[Start]

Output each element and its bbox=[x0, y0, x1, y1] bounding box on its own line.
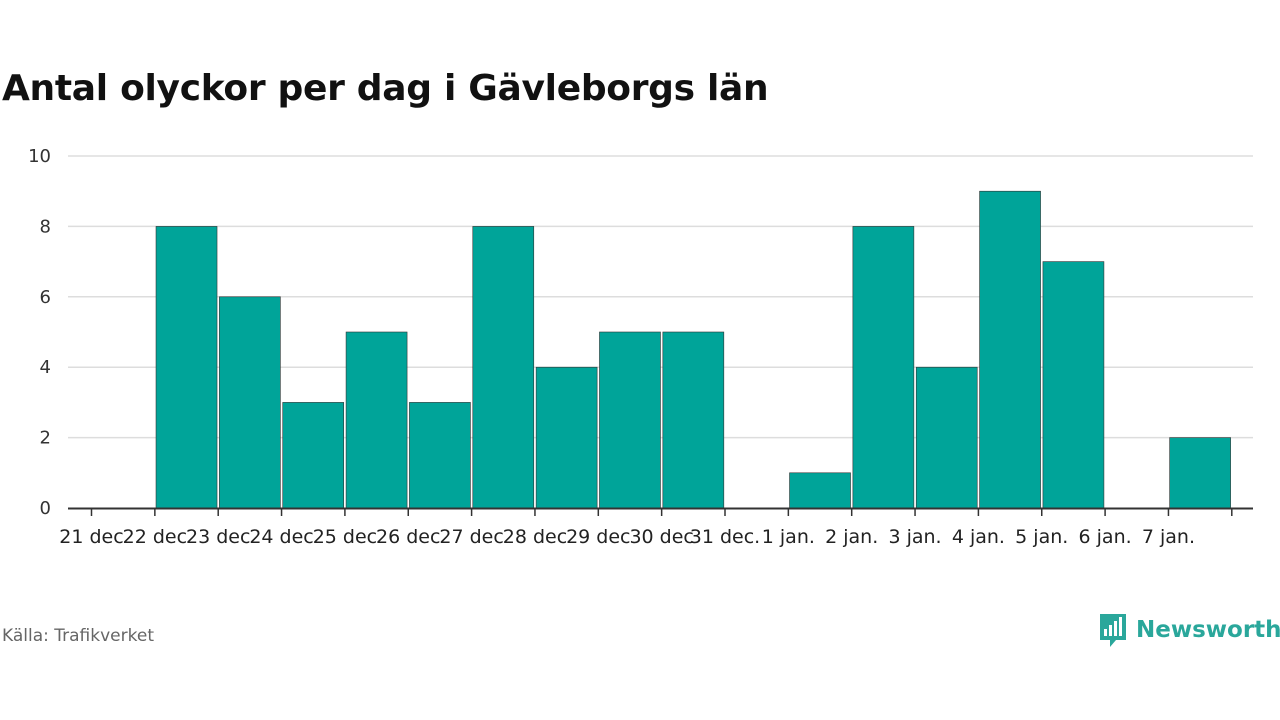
y-tick-label: 10 bbox=[28, 146, 51, 167]
x-tick-label: 22 dec bbox=[123, 526, 187, 548]
x-tick-label: 4 jan. bbox=[952, 526, 1005, 548]
bar bbox=[472, 226, 535, 509]
y-tick-label: 4 bbox=[40, 357, 51, 378]
bar bbox=[852, 226, 915, 509]
bar bbox=[915, 366, 978, 509]
x-tick-label: 26 dec bbox=[376, 526, 440, 548]
bar bbox=[599, 331, 661, 509]
bar bbox=[1042, 261, 1105, 509]
bar bbox=[409, 402, 471, 509]
bars bbox=[155, 190, 1231, 509]
y-tick-label: 8 bbox=[40, 216, 51, 237]
bar bbox=[535, 366, 598, 509]
y-tick-label: 0 bbox=[40, 498, 51, 519]
bar bbox=[789, 472, 851, 509]
x-tick-label: 31 dec. bbox=[690, 526, 760, 548]
bar bbox=[345, 331, 408, 509]
x-tick-label: 24 dec bbox=[249, 526, 313, 548]
x-tick-label: 23 dec bbox=[186, 526, 250, 548]
bar bbox=[219, 296, 281, 509]
x-tick-label: 7 jan. bbox=[1142, 526, 1195, 548]
y-tick-label: 2 bbox=[40, 428, 51, 449]
bar bbox=[662, 331, 725, 509]
brand-logo: Newsworthy bbox=[1098, 612, 1280, 648]
source-note: Källa: Trafikverket bbox=[2, 626, 154, 646]
x-tick-label: 27 dec bbox=[439, 526, 503, 548]
x-tick-label: 1 jan. bbox=[762, 526, 815, 548]
bar bbox=[155, 226, 218, 509]
bar bbox=[1169, 437, 1231, 509]
brand-name: Newsworthy bbox=[1136, 617, 1280, 643]
x-tick-label: 30 dec bbox=[629, 526, 693, 548]
x-tick-label: 5 jan. bbox=[1015, 526, 1068, 548]
x-tick-label: 3 jan. bbox=[888, 526, 941, 548]
chart-title: Antal olyckor per dag i Gävleborgs län bbox=[2, 68, 769, 109]
x-tick-label: 29 dec bbox=[566, 526, 630, 548]
bar bbox=[979, 190, 1041, 509]
x-tick-label: 28 dec bbox=[503, 526, 567, 548]
x-axis bbox=[68, 507, 1253, 516]
x-tick-label: 21 dec bbox=[59, 526, 123, 548]
y-tick-label: 6 bbox=[40, 287, 51, 308]
newsworthy-logo-icon bbox=[1100, 614, 1126, 647]
bar bbox=[282, 402, 345, 509]
x-tick-label: 2 jan. bbox=[825, 526, 878, 548]
x-tick-label: 6 jan. bbox=[1079, 526, 1132, 548]
x-tick-label: 25 dec bbox=[313, 526, 377, 548]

[End]

** YOUR GOAL **
Copy the lines of the listing verbatim, starting at the line with "y-tick-label: 10 bbox=[28, 146, 51, 167]" and continuing up to and including the line with "x-tick-label: 31 dec.".

** FINAL ANSWER **
y-tick-label: 10 bbox=[28, 146, 51, 167]
x-tick-label: 22 dec bbox=[123, 526, 187, 548]
x-tick-label: 4 jan. bbox=[952, 526, 1005, 548]
bar bbox=[472, 226, 535, 509]
y-tick-label: 4 bbox=[40, 357, 51, 378]
bar bbox=[852, 226, 915, 509]
bar bbox=[915, 366, 978, 509]
x-tick-label: 26 dec bbox=[376, 526, 440, 548]
bar bbox=[599, 331, 661, 509]
bar bbox=[1042, 261, 1105, 509]
bar bbox=[409, 402, 471, 509]
bars bbox=[155, 190, 1231, 509]
y-tick-label: 8 bbox=[40, 216, 51, 237]
bar bbox=[535, 366, 598, 509]
y-tick-label: 0 bbox=[40, 498, 51, 519]
bar bbox=[789, 472, 851, 509]
x-tick-label: 31 dec. bbox=[690, 526, 760, 548]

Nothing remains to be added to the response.